** Start **
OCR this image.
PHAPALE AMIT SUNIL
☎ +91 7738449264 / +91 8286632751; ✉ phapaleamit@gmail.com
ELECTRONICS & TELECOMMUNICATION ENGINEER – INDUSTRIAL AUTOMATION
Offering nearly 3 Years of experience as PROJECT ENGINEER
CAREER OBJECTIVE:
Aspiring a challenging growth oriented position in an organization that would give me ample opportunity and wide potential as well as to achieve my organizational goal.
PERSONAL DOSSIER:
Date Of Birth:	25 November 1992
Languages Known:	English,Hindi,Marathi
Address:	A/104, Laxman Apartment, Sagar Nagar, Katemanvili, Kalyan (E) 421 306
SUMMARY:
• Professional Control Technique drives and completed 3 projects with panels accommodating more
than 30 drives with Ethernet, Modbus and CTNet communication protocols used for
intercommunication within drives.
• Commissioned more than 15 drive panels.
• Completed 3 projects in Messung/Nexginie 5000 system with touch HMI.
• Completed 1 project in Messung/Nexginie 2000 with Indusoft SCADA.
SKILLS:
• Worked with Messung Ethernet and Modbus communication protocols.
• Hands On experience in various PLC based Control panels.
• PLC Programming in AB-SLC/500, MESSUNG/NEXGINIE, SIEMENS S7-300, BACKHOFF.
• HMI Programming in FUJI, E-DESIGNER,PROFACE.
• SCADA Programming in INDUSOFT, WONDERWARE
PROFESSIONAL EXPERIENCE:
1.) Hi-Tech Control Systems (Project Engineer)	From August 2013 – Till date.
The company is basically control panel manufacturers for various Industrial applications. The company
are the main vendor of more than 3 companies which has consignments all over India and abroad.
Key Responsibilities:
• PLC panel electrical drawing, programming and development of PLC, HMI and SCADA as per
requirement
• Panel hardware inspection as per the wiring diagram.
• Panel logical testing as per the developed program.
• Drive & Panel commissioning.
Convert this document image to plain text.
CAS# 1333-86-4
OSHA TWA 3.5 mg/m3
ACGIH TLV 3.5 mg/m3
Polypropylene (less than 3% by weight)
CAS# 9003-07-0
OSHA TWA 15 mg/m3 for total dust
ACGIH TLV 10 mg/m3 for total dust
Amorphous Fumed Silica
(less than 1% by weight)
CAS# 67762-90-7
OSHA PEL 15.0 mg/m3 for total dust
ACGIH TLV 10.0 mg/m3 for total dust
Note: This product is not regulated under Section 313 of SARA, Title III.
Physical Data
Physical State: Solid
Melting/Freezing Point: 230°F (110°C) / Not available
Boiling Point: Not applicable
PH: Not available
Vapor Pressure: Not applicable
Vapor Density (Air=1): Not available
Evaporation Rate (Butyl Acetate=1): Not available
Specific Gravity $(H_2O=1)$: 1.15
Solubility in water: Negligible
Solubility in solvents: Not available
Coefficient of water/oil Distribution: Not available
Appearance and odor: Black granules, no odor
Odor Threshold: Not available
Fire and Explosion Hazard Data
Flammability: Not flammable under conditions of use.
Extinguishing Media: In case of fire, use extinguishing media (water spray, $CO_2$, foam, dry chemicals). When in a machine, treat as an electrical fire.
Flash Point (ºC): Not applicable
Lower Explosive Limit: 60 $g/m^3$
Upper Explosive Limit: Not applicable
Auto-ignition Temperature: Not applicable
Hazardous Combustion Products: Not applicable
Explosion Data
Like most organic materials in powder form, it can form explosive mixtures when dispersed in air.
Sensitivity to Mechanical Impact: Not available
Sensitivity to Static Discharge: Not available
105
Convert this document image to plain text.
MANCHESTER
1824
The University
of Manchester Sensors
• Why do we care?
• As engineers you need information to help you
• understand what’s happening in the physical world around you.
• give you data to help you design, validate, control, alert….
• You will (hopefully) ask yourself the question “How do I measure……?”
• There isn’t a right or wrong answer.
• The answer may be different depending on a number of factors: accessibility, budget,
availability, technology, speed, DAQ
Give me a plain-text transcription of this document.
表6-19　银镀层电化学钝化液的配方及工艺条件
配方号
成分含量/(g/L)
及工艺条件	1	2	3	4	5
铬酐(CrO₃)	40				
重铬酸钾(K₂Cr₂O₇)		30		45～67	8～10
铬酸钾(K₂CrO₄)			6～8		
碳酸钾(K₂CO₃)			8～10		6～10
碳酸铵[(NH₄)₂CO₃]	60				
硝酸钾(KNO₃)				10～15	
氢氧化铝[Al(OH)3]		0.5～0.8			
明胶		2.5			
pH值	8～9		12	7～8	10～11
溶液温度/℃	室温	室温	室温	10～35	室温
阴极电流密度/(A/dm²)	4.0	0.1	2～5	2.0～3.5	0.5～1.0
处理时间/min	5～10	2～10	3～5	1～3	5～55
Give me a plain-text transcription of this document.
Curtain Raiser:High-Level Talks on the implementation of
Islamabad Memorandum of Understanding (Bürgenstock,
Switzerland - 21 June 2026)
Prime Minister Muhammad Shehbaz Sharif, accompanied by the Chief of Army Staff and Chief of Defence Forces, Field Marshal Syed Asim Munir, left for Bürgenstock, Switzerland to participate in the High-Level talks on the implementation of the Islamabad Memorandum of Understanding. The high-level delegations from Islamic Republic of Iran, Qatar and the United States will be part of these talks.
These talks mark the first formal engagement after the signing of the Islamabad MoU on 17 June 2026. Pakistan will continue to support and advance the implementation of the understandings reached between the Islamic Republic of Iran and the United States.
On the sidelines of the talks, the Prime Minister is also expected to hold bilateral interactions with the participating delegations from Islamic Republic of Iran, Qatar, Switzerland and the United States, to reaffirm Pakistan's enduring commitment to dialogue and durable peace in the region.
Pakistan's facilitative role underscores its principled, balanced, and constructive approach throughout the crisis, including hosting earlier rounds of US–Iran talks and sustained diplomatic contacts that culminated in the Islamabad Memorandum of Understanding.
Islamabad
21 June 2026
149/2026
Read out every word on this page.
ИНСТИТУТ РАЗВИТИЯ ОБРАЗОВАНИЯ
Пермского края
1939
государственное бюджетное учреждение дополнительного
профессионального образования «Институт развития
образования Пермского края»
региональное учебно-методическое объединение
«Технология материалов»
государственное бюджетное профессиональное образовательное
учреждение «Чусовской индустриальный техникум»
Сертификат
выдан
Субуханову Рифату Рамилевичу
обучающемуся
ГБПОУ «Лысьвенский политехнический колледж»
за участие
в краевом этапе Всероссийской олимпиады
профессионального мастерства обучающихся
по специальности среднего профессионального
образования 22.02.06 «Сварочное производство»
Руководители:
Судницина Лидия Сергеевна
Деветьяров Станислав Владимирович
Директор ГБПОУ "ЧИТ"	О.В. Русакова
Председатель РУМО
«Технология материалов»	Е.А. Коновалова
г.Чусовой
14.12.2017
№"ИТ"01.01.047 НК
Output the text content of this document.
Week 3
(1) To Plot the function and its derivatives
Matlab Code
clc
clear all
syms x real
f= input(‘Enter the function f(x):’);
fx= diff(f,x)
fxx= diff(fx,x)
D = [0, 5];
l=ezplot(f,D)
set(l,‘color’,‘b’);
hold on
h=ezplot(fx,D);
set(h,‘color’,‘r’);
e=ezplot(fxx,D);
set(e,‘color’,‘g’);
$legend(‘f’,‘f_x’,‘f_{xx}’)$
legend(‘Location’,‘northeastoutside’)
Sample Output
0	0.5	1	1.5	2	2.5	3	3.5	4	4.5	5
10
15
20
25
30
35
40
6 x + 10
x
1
** End **
Given exercise:
Find the lines holding "государственное" and list every one.

Task solution:
государственное бюджетное учреждение дополнительного
государственное бюджетное профессиональное образовательное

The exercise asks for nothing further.